++++ DATA SHOWN ++++
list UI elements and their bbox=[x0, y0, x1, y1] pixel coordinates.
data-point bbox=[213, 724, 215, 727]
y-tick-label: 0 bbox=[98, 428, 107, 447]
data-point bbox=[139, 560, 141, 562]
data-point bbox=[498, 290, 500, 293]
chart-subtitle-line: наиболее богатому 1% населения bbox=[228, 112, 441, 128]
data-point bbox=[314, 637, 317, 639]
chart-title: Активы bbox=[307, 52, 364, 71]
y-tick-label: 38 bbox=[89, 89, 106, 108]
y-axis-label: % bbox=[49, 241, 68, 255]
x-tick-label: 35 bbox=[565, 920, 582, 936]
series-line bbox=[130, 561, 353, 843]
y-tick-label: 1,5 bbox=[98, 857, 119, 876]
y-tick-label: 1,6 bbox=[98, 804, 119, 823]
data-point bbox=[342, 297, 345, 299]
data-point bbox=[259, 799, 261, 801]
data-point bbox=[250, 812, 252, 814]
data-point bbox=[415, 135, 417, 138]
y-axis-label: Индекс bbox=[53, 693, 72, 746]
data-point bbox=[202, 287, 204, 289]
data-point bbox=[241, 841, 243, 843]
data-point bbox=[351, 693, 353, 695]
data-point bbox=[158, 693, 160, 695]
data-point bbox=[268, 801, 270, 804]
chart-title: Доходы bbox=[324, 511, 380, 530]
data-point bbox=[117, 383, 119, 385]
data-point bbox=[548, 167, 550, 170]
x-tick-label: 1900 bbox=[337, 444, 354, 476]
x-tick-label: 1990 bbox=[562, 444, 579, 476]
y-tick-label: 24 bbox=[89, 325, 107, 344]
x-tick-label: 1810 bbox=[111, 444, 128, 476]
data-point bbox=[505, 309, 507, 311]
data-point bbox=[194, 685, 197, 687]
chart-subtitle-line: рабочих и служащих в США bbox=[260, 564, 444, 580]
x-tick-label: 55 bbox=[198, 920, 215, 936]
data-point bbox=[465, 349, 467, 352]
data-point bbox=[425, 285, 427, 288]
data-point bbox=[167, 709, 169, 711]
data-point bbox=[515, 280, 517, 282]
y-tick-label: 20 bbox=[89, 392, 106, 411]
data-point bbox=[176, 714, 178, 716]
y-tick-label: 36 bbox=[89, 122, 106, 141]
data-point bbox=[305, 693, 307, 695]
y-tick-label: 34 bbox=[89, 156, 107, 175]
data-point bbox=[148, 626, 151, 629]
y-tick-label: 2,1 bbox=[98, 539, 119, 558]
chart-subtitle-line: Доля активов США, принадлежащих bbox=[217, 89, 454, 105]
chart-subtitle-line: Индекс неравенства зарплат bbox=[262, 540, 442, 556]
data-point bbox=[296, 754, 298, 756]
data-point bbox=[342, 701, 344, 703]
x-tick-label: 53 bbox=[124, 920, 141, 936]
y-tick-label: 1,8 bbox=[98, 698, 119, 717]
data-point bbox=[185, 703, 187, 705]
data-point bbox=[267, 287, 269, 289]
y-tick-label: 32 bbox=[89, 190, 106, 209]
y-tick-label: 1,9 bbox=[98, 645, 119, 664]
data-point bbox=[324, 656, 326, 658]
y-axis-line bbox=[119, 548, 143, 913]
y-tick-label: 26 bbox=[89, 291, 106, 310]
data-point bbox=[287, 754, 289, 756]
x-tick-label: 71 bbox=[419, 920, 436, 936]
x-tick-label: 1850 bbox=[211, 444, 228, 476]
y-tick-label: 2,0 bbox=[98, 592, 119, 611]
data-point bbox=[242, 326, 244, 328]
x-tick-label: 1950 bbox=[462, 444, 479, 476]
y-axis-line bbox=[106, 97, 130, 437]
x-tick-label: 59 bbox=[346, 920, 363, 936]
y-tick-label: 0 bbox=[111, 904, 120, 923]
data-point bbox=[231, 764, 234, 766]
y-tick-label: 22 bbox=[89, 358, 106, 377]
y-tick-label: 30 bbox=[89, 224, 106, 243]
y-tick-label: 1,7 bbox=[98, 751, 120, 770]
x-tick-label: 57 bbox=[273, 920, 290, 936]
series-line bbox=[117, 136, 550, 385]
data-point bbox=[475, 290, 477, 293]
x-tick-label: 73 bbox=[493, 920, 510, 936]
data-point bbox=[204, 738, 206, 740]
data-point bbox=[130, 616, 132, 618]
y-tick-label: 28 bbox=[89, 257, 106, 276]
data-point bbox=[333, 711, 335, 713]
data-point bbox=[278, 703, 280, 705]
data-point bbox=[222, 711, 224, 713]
++++
* **TASK BRIEF**
Return every line of the records above unchanged and in their original order.

* **SOLUTION FOR THIS TASK**
list UI elements and their bbox=[x0, y0, x1, y1] pixel coordinates.
data-point bbox=[213, 724, 215, 727]
y-tick-label: 0 bbox=[98, 428, 107, 447]
data-point bbox=[139, 560, 141, 562]
data-point bbox=[498, 290, 500, 293]
chart-subtitle-line: наиболее богатому 1% населения bbox=[228, 112, 441, 128]
data-point bbox=[314, 637, 317, 639]
chart-title: Активы bbox=[307, 52, 364, 71]
y-tick-label: 38 bbox=[89, 89, 106, 108]
y-axis-label: % bbox=[49, 241, 68, 255]
x-tick-label: 35 bbox=[565, 920, 582, 936]
series-line bbox=[130, 561, 353, 843]
y-tick-label: 1,5 bbox=[98, 857, 119, 876]
y-tick-label: 1,6 bbox=[98, 804, 119, 823]
data-point bbox=[342, 297, 345, 299]
data-point bbox=[259, 799, 261, 801]
data-point bbox=[250, 812, 252, 814]
data-point bbox=[415, 135, 417, 138]
y-axis-label: Индекс bbox=[53, 693, 72, 746]
data-point bbox=[202, 287, 204, 289]
data-point bbox=[241, 841, 243, 843]
data-point bbox=[351, 693, 353, 695]
data-point bbox=[158, 693, 160, 695]
data-point bbox=[268, 801, 270, 804]
chart-title: Доходы bbox=[324, 511, 380, 530]
data-point bbox=[117, 383, 119, 385]
data-point bbox=[548, 167, 550, 170]
x-tick-label: 1900 bbox=[337, 444, 354, 476]
x-tick-label: 1990 bbox=[562, 444, 579, 476]
y-tick-label: 24 bbox=[89, 325, 107, 344]
x-tick-label: 1810 bbox=[111, 444, 128, 476]
data-point bbox=[505, 309, 507, 311]
data-point bbox=[194, 685, 197, 687]
chart-subtitle-line: рабочих и служащих в США bbox=[260, 564, 444, 580]
x-tick-label: 55 bbox=[198, 920, 215, 936]
data-point bbox=[465, 349, 467, 352]
data-point bbox=[425, 285, 427, 288]
data-point bbox=[167, 709, 169, 711]
data-point bbox=[515, 280, 517, 282]
y-tick-label: 20 bbox=[89, 392, 106, 411]
data-point bbox=[176, 714, 178, 716]
y-tick-label: 36 bbox=[89, 122, 106, 141]
data-point bbox=[305, 693, 307, 695]
y-tick-label: 34 bbox=[89, 156, 107, 175]
data-point bbox=[148, 626, 151, 629]
y-tick-label: 2,1 bbox=[98, 539, 119, 558]
chart-subtitle-line: Доля активов США, принадлежащих bbox=[217, 89, 454, 105]
chart-subtitle-line: Индекс неравенства зарплат bbox=[262, 540, 442, 556]
data-point bbox=[296, 754, 298, 756]
data-point bbox=[342, 701, 344, 703]
x-tick-label: 53 bbox=[124, 920, 141, 936]
y-tick-label: 1,8 bbox=[98, 698, 119, 717]
data-point bbox=[185, 703, 187, 705]
data-point bbox=[267, 287, 269, 289]
y-tick-label: 32 bbox=[89, 190, 106, 209]
y-tick-label: 1,9 bbox=[98, 645, 119, 664]
data-point bbox=[324, 656, 326, 658]
y-axis-line bbox=[119, 548, 143, 913]
y-tick-label: 26 bbox=[89, 291, 106, 310]
data-point bbox=[287, 754, 289, 756]
x-tick-label: 71 bbox=[419, 920, 436, 936]
x-tick-label: 1850 bbox=[211, 444, 228, 476]
y-tick-label: 2,0 bbox=[98, 592, 119, 611]
data-point bbox=[242, 326, 244, 328]
x-tick-label: 1950 bbox=[462, 444, 479, 476]
y-axis-line bbox=[106, 97, 130, 437]
x-tick-label: 59 bbox=[346, 920, 363, 936]
y-tick-label: 0 bbox=[111, 904, 120, 923]
data-point bbox=[231, 764, 234, 766]
y-tick-label: 22 bbox=[89, 358, 106, 377]
y-tick-label: 30 bbox=[89, 224, 106, 243]
y-tick-label: 1,7 bbox=[98, 751, 120, 770]
x-tick-label: 57 bbox=[273, 920, 290, 936]
series-line bbox=[117, 136, 550, 385]
data-point bbox=[475, 290, 477, 293]
x-tick-label: 73 bbox=[493, 920, 510, 936]
data-point bbox=[204, 738, 206, 740]
data-point bbox=[130, 616, 132, 618]
y-tick-label: 28 bbox=[89, 257, 106, 276]
data-point bbox=[333, 711, 335, 713]
data-point bbox=[278, 703, 280, 705]
data-point bbox=[222, 711, 224, 713]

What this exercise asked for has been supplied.